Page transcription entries
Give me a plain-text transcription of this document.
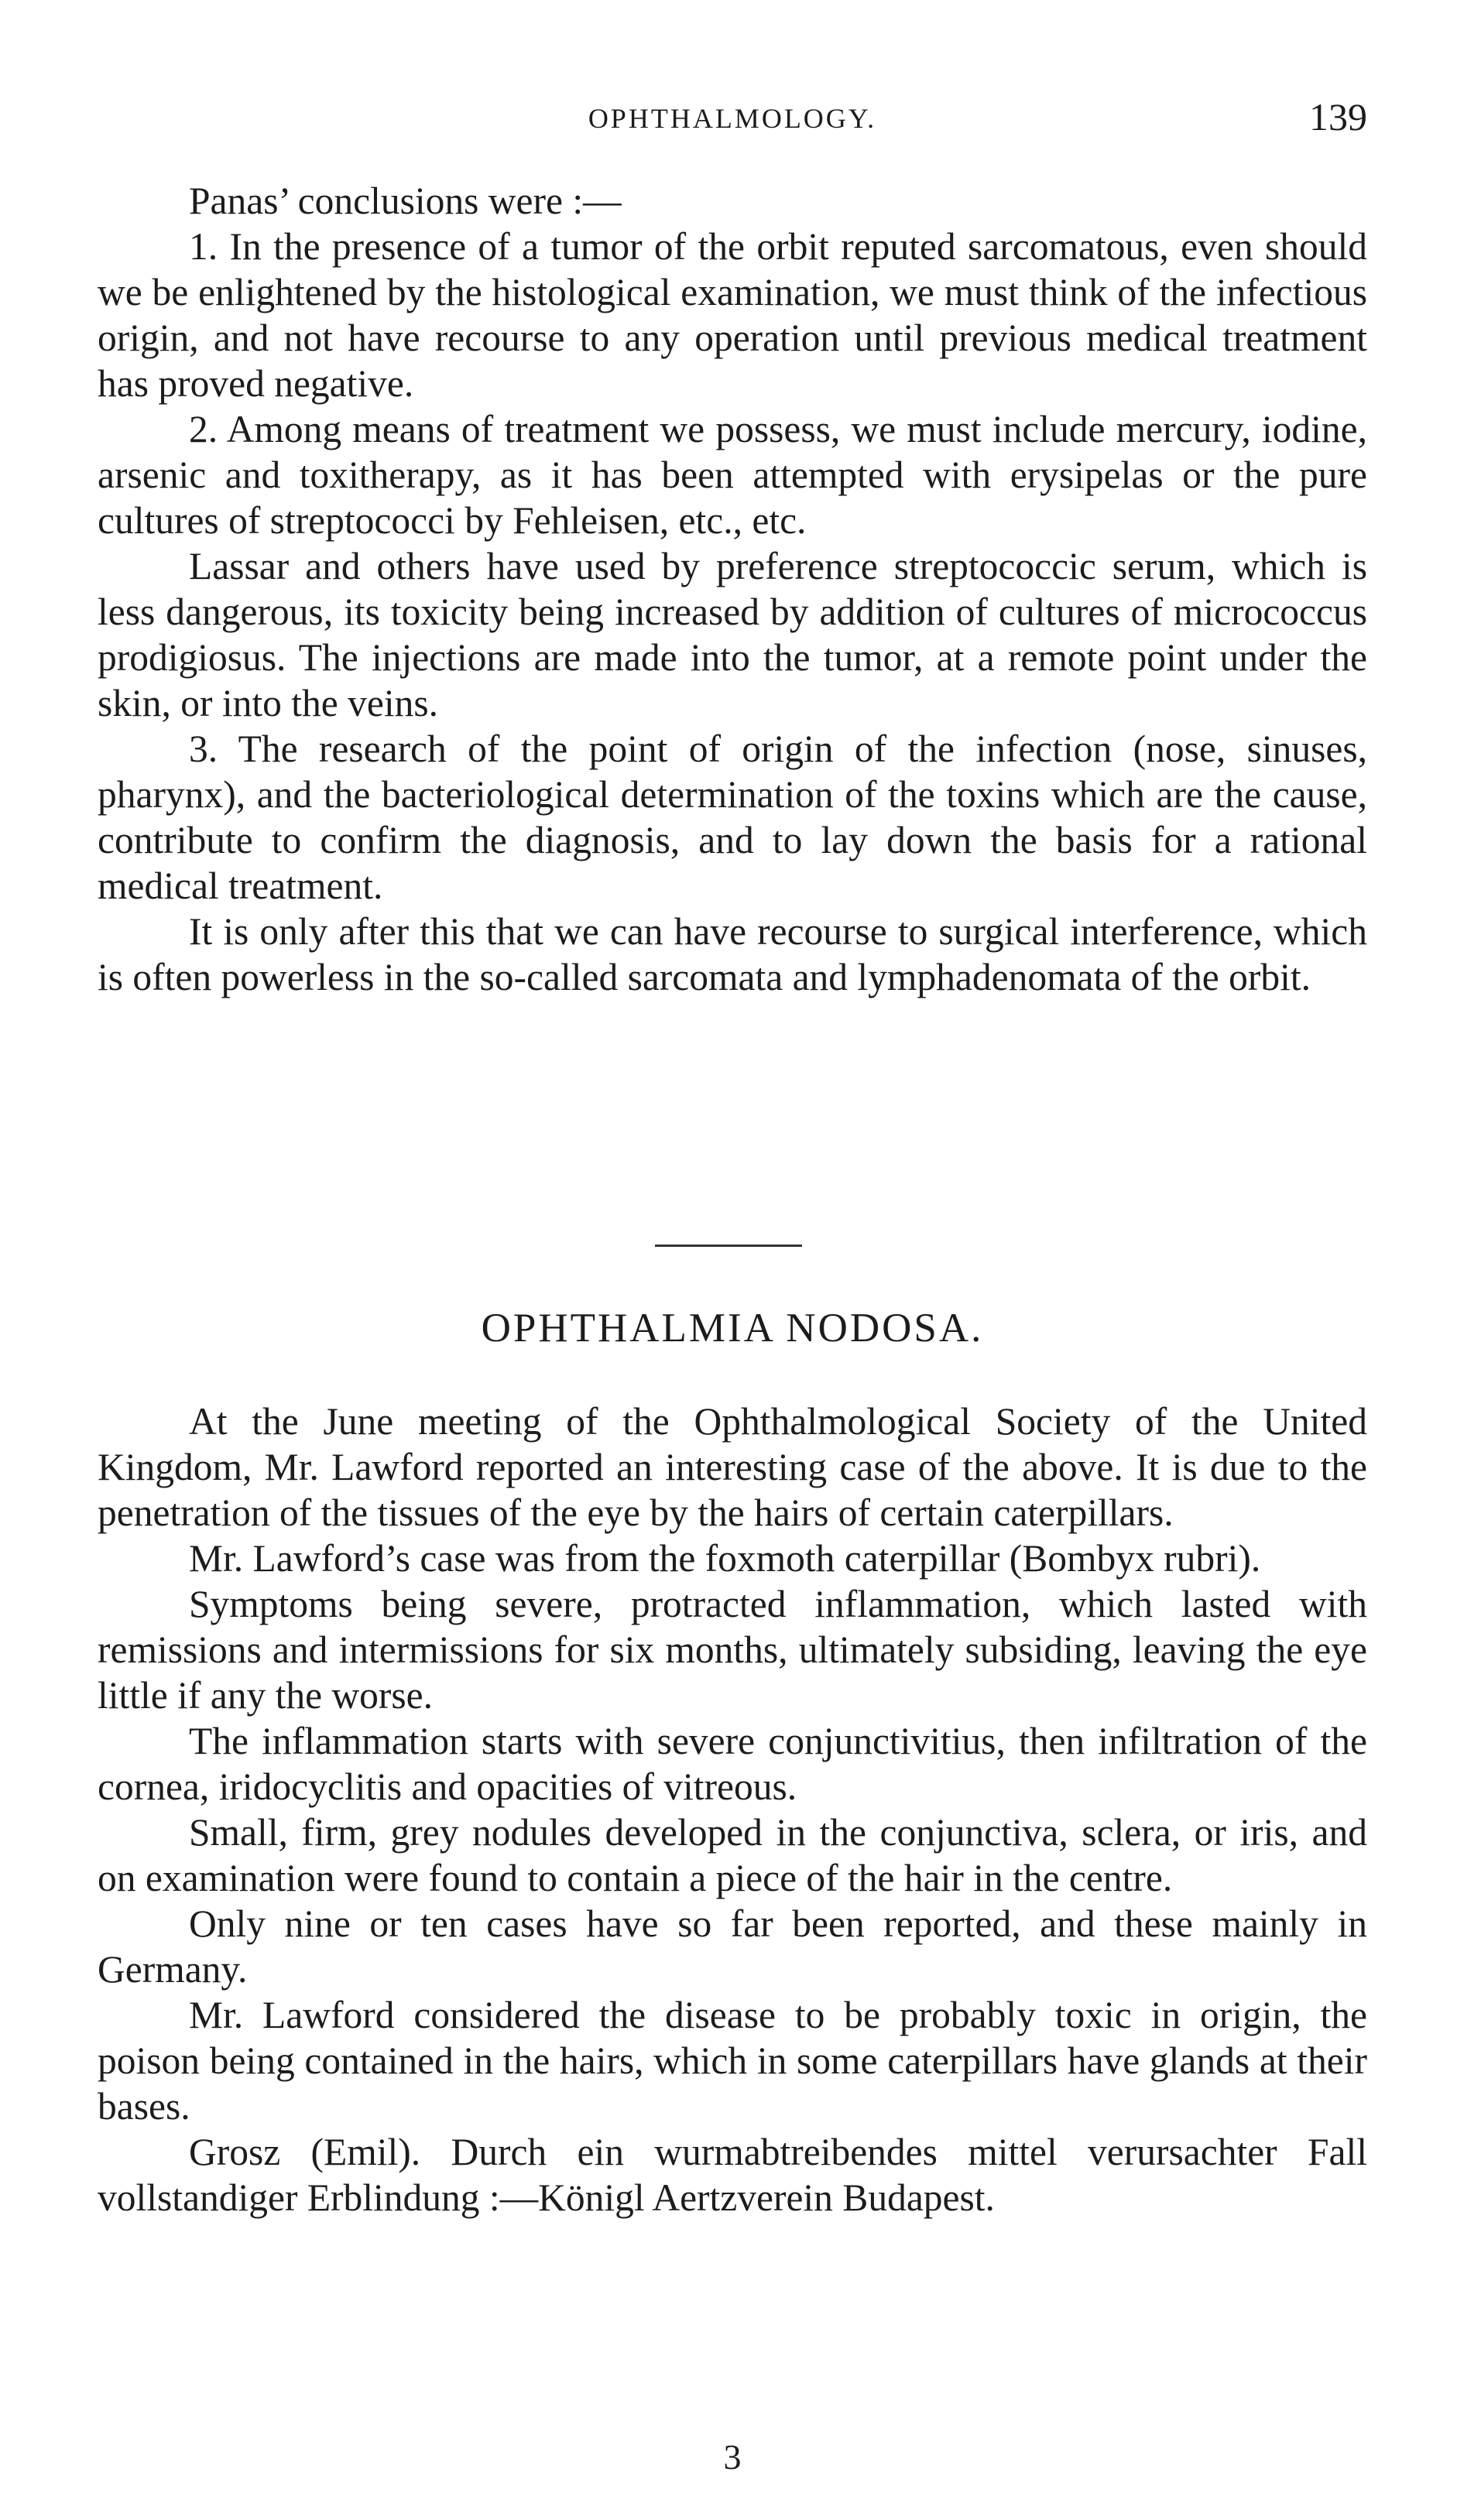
OPHTHALMOLOGY.	139

Panas’ conclusions were :—

1. In the presence of a tumor of the orbit reputed sarcomatous, even should we be enlightened by the histological examination, we must think of the infectious origin, and not have recourse to any operation until previous medical treatment has proved negative.

2. Among means of treatment we possess, we must include mercury, iodine, arsenic and toxitherapy, as it has been attempted with erysipelas or the pure cultures of streptococci by Fehleisen, etc., etc.

Lassar and others have used by preference streptococcic serum, which is less dangerous, its toxicity being increased by addition of cultures of micrococcus prodigiosus. The injections are made into the tumor, at a remote point under the skin, or into the veins.

3. The research of the point of origin of the infection (nose, sinuses, pharynx), and the bacteriological determination of the toxins which are the cause, contribute to confirm the diagnosis, and to lay down the basis for a rational medical treatment.

It is only after this that we can have recourse to surgical interference, which is often powerless in the so-called sarcomata and lymphadenomata of the orbit.

OPHTHALMIA NODOSA.

At the June meeting of the Ophthalmological Society of the United Kingdom, Mr. Lawford reported an interesting case of the above. It is due to the penetration of the tissues of the eye by the hairs of certain caterpillars.

Mr. Lawford’s case was from the foxmoth caterpillar (Bombyx rubri).

Symptoms being severe, protracted inflammation, which lasted with remissions and intermissions for six months, ultimately subsiding, leaving the eye little if any the worse.

The inflammation starts with severe conjunctivitius, then infiltration of the cornea, iridocyclitis and opacities of vitreous.

Small, firm, grey nodules developed in the conjunctiva, sclera, or iris, and on examination were found to contain a piece of the hair in the centre.

Only nine or ten cases have so far been reported, and these mainly in Germany.

Mr. Lawford considered the disease to be probably toxic in origin, the poison being contained in the hairs, which in some caterpillars have glands at their bases.

Grosz (Emil). Durch ein wurmabtreibendes mittel verursachter Fall vollstandiger Erblindung :—Königl Aertzverein Budapest.

3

__TASK PROMPT__
For the word "treatment", return every line of the records that holds it.

__WRITTEN SOLUTION__
1. In the presence of a tumor of the orbit reputed sarcomatous, even should we be enlightened by the histological examination, we must think of the infectious origin, and not have recourse to any operation until previous medical treatment has proved negative.
2. Among means of treatment we possess, we must include mercury, iodine, arsenic and toxitherapy, as it has been attempted with erysipelas or the pure cultures of streptococci by Fehleisen, etc., etc.
3. The research of the point of origin of the infection (nose, sinuses, pharynx), and the bacteriological determination of the toxins which are the cause, contribute to confirm the diagnosis, and to lay down the basis for a rational medical treatment.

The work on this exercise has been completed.